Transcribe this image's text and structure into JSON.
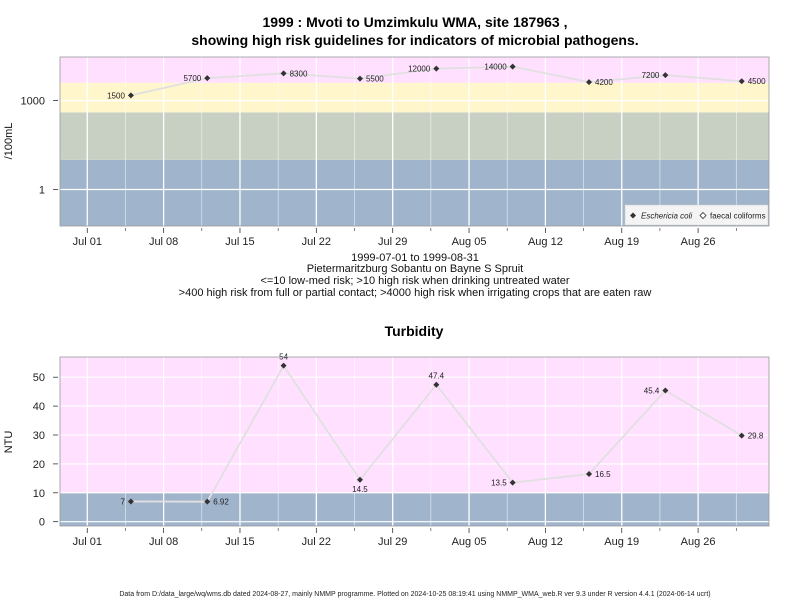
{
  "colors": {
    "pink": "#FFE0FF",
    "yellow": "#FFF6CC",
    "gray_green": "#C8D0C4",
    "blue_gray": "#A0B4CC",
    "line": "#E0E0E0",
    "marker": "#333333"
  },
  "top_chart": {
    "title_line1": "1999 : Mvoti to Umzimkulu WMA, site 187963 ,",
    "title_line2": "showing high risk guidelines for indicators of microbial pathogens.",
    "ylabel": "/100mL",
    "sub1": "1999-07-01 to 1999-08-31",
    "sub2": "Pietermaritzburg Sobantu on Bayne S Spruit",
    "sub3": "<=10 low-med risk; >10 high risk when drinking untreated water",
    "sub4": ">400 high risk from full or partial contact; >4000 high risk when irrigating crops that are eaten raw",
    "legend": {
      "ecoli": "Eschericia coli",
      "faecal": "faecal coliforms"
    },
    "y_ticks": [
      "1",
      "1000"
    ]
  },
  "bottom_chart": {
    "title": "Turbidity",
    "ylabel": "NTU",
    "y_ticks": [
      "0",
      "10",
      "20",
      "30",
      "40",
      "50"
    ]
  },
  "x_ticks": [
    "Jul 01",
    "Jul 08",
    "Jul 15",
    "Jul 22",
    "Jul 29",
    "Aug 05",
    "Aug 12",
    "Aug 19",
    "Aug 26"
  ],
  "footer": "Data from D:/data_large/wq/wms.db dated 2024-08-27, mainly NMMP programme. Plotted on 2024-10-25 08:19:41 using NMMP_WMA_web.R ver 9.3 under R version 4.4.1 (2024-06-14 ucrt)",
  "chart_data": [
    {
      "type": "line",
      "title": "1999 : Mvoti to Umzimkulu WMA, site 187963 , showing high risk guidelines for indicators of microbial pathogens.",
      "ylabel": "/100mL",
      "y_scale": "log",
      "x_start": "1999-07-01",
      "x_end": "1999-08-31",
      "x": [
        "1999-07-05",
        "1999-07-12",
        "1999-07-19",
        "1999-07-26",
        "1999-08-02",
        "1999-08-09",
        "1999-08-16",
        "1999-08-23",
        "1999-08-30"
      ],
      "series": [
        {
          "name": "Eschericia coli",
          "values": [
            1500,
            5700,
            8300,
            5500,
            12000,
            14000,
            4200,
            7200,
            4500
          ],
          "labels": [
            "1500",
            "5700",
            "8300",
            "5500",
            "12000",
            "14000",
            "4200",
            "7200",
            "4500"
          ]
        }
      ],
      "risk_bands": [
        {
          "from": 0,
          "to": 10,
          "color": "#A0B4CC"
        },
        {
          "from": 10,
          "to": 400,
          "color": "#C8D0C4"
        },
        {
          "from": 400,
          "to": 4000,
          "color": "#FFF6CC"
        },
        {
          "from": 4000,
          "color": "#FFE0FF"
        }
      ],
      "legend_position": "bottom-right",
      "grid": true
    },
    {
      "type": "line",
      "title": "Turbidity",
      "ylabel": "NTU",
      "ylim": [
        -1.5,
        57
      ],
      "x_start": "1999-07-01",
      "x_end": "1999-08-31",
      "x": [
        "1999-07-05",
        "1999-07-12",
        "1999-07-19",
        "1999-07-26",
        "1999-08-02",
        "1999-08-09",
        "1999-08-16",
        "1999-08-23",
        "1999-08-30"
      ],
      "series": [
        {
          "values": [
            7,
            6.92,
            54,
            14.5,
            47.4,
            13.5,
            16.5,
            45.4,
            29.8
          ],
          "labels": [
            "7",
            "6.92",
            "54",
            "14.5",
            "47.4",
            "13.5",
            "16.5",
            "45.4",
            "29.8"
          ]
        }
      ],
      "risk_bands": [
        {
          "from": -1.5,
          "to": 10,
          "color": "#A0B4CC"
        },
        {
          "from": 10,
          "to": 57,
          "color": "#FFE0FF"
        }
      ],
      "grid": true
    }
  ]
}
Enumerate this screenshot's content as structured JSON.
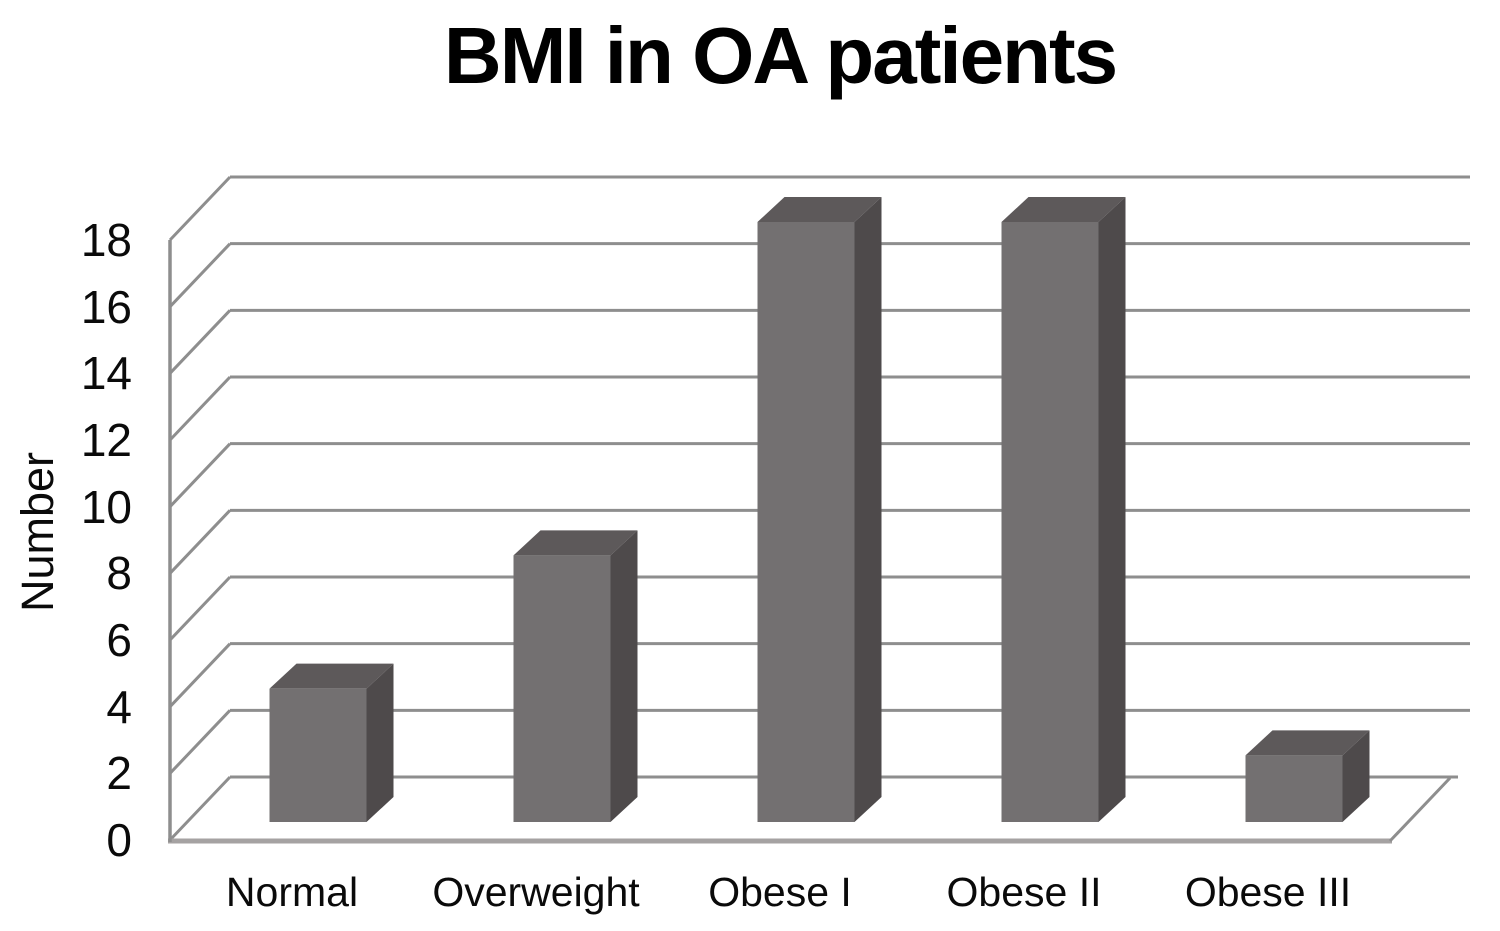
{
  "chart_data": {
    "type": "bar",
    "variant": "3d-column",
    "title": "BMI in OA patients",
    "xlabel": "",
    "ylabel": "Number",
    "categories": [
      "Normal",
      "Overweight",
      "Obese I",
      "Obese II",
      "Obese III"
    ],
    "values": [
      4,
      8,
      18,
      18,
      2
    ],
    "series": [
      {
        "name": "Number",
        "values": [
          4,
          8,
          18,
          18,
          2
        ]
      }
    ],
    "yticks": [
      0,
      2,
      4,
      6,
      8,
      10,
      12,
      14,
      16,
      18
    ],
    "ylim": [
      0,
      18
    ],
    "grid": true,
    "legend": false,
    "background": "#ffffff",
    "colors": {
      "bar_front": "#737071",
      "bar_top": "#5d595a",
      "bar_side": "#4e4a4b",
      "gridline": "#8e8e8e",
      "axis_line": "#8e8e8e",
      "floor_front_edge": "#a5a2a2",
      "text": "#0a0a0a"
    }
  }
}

--

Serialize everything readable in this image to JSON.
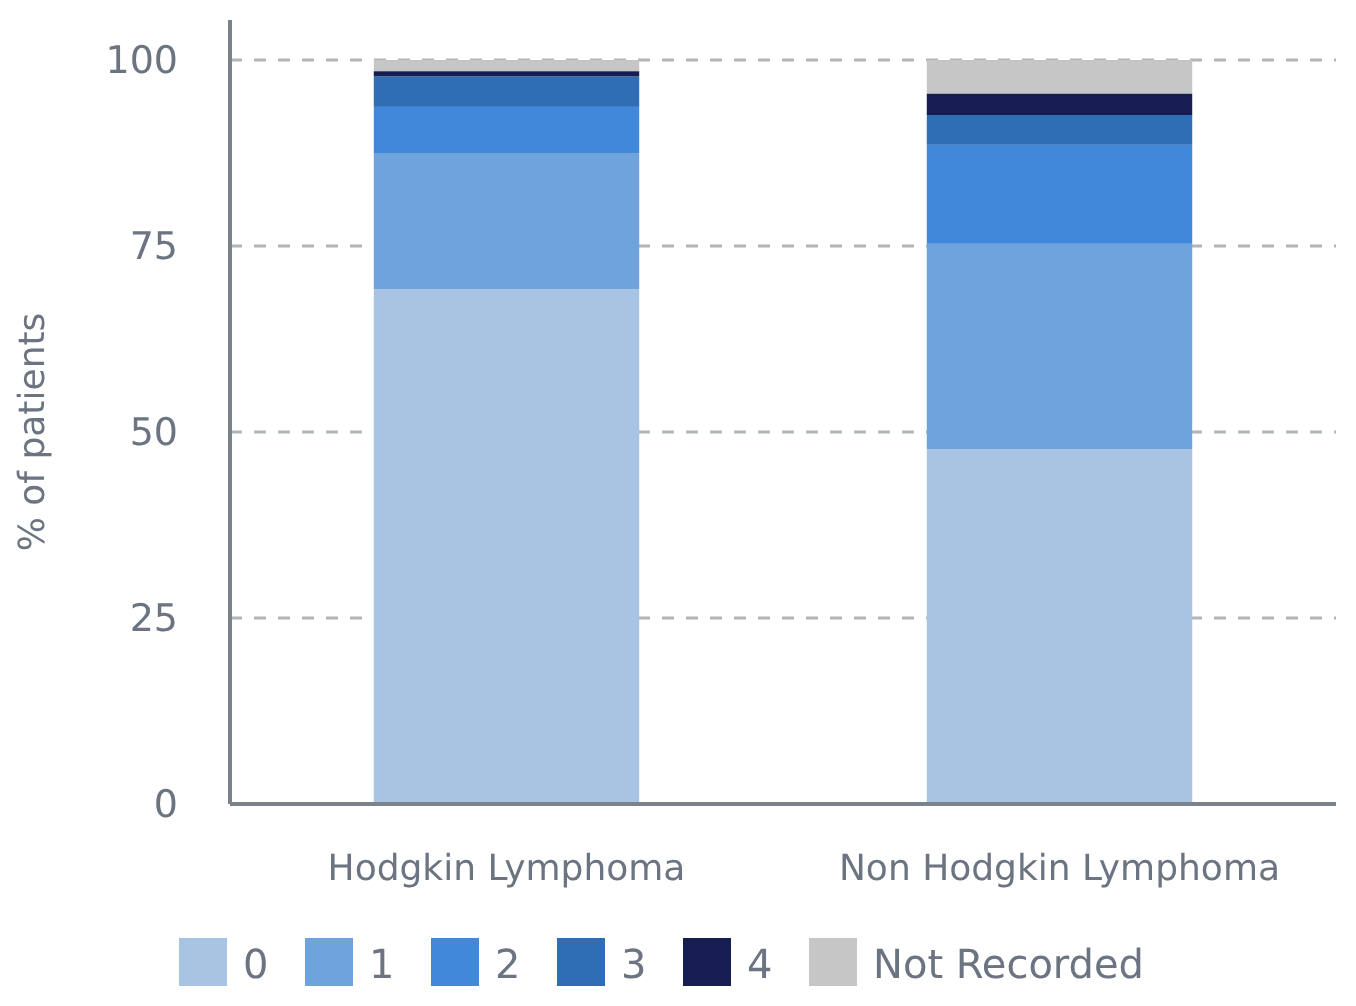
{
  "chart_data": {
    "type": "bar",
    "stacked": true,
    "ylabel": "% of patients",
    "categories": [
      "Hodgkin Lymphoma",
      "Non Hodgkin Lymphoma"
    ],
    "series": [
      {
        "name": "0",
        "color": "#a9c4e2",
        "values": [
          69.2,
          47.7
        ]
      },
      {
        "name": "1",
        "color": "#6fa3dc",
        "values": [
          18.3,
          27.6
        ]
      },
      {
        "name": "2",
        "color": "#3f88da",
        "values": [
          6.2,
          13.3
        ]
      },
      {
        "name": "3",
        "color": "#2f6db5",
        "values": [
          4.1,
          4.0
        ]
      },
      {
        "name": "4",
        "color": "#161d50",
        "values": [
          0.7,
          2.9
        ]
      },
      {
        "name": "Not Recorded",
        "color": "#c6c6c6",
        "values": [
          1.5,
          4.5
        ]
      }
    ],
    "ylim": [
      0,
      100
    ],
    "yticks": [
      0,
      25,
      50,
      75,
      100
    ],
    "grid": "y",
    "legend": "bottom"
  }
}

## About this exercise
In the listing above, find each line with "Lymphoma" and copy it.

## Written response
      "Hodgkin Lymphoma",
      "Non Hodgkin Lymphoma"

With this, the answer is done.